## start Stored data

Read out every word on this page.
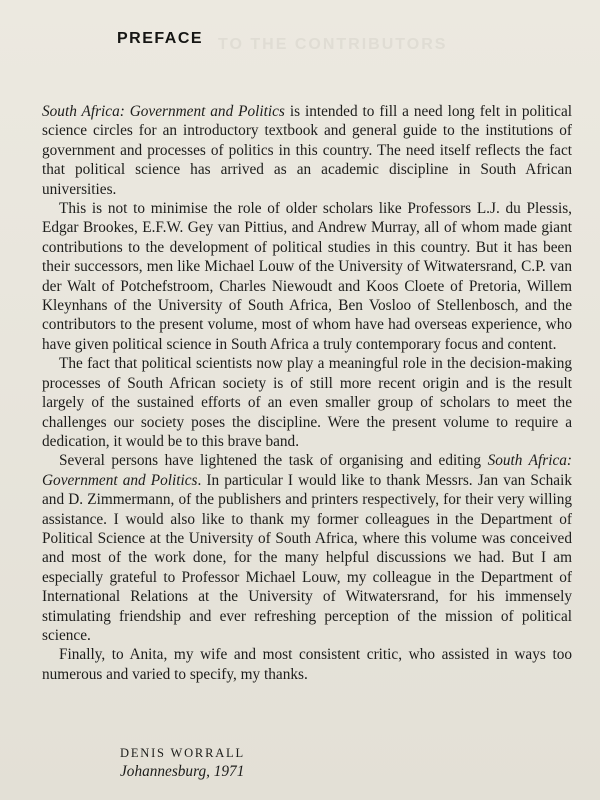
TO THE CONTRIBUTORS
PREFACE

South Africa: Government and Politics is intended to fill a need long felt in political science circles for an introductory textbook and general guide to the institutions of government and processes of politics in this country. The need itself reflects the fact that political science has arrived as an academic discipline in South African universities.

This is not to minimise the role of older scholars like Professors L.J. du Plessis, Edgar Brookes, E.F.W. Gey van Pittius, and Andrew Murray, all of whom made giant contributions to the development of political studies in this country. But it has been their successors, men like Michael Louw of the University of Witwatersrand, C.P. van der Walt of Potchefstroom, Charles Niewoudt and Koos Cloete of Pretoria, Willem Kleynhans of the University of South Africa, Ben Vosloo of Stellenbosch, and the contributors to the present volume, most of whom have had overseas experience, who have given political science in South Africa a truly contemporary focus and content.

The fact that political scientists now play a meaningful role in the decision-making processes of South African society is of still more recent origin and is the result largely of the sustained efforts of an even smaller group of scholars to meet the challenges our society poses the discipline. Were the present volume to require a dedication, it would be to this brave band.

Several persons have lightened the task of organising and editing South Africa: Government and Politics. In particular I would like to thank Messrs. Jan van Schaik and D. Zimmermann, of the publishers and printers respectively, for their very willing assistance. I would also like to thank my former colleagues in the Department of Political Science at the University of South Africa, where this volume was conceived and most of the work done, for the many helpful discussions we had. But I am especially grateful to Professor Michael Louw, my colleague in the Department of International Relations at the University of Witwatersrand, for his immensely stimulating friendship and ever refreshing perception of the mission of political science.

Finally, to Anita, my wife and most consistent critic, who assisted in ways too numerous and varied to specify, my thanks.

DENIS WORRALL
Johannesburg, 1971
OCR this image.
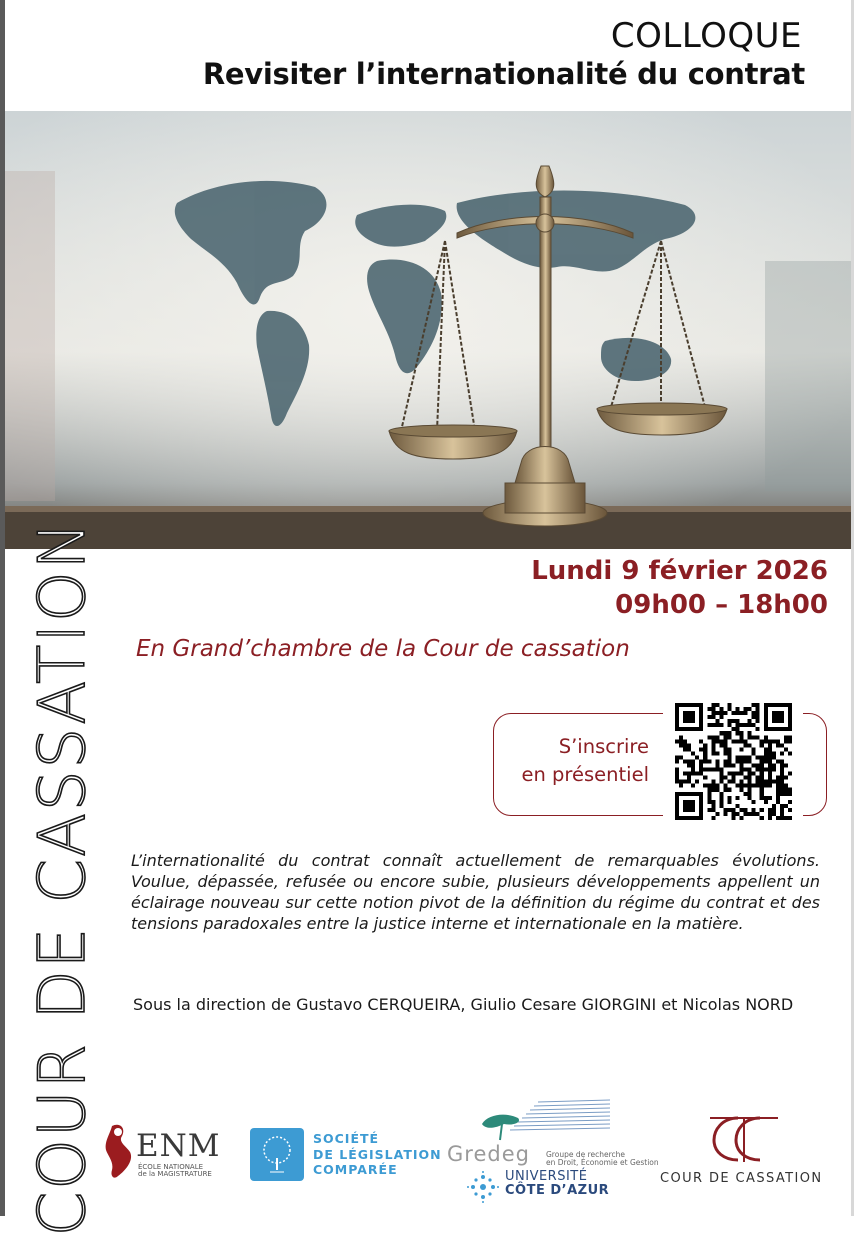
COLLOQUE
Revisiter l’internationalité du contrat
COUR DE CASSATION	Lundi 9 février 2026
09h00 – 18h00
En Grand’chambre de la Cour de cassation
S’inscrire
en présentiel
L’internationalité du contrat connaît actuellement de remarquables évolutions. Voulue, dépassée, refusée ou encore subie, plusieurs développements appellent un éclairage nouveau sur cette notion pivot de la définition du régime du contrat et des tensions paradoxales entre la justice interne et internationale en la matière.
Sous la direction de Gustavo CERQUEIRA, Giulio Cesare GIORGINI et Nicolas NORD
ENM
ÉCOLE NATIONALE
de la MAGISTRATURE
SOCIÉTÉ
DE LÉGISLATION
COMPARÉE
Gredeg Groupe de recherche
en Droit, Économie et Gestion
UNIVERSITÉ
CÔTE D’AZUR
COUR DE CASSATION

## end Stored data

Work to complete »
Send back the data above word for word, with the pictures left out.

Full answer »
Read out every word on this page.
TO THE CONTRIBUTORS
PREFACE

South Africa: Government and Politics is intended to fill a need long felt in political science circles for an introductory textbook and general guide to the institutions of government and processes of politics in this country. The need itself reflects the fact that political science has arrived as an academic discipline in South African universities.

This is not to minimise the role of older scholars like Professors L.J. du Plessis, Edgar Brookes, E.F.W. Gey van Pittius, and Andrew Murray, all of whom made giant contributions to the development of political studies in this country. But it has been their successors, men like Michael Louw of the University of Witwatersrand, C.P. van der Walt of Potchefstroom, Charles Niewoudt and Koos Cloete of Pretoria, Willem Kleynhans of the University of South Africa, Ben Vosloo of Stellenbosch, and the contributors to the present volume, most of whom have had overseas experience, who have given political science in South Africa a truly contemporary focus and content.

The fact that political scientists now play a meaningful role in the decision-making processes of South African society is of still more recent origin and is the result largely of the sustained efforts of an even smaller group of scholars to meet the challenges our society poses the discipline. Were the present volume to require a dedication, it would be to this brave band.

Several persons have lightened the task of organising and editing South Africa: Government and Politics. In particular I would like to thank Messrs. Jan van Schaik and D. Zimmermann, of the publishers and printers respectively, for their very willing assistance. I would also like to thank my former colleagues in the Department of Political Science at the University of South Africa, where this volume was conceived and most of the work done, for the many helpful discussions we had. But I am especially grateful to Professor Michael Louw, my colleague in the Department of International Relations at the University of Witwatersrand, for his immensely stimulating friendship and ever refreshing perception of the mission of political science.

Finally, to Anita, my wife and most consistent critic, who assisted in ways too numerous and varied to specify, my thanks.

DENIS WORRALL
Johannesburg, 1971
OCR this image.
COLLOQUE
Revisiter l’internationalité du contrat
COUR DE CASSATION	Lundi 9 février 2026
09h00 – 18h00
En Grand’chambre de la Cour de cassation
S’inscrire
en présentiel
L’internationalité du contrat connaît actuellement de remarquables évolutions. Voulue, dépassée, refusée ou encore subie, plusieurs développements appellent un éclairage nouveau sur cette notion pivot de la définition du régime du contrat et des tensions paradoxales entre la justice interne et internationale en la matière.
Sous la direction de Gustavo CERQUEIRA, Giulio Cesare GIORGINI et Nicolas NORD
ENM
ÉCOLE NATIONALE
de la MAGISTRATURE
SOCIÉTÉ
DE LÉGISLATION
COMPARÉE
Gredeg Groupe de recherche
en Droit, Économie et Gestion
UNIVERSITÉ
CÔTE D’AZUR
COUR DE CASSATION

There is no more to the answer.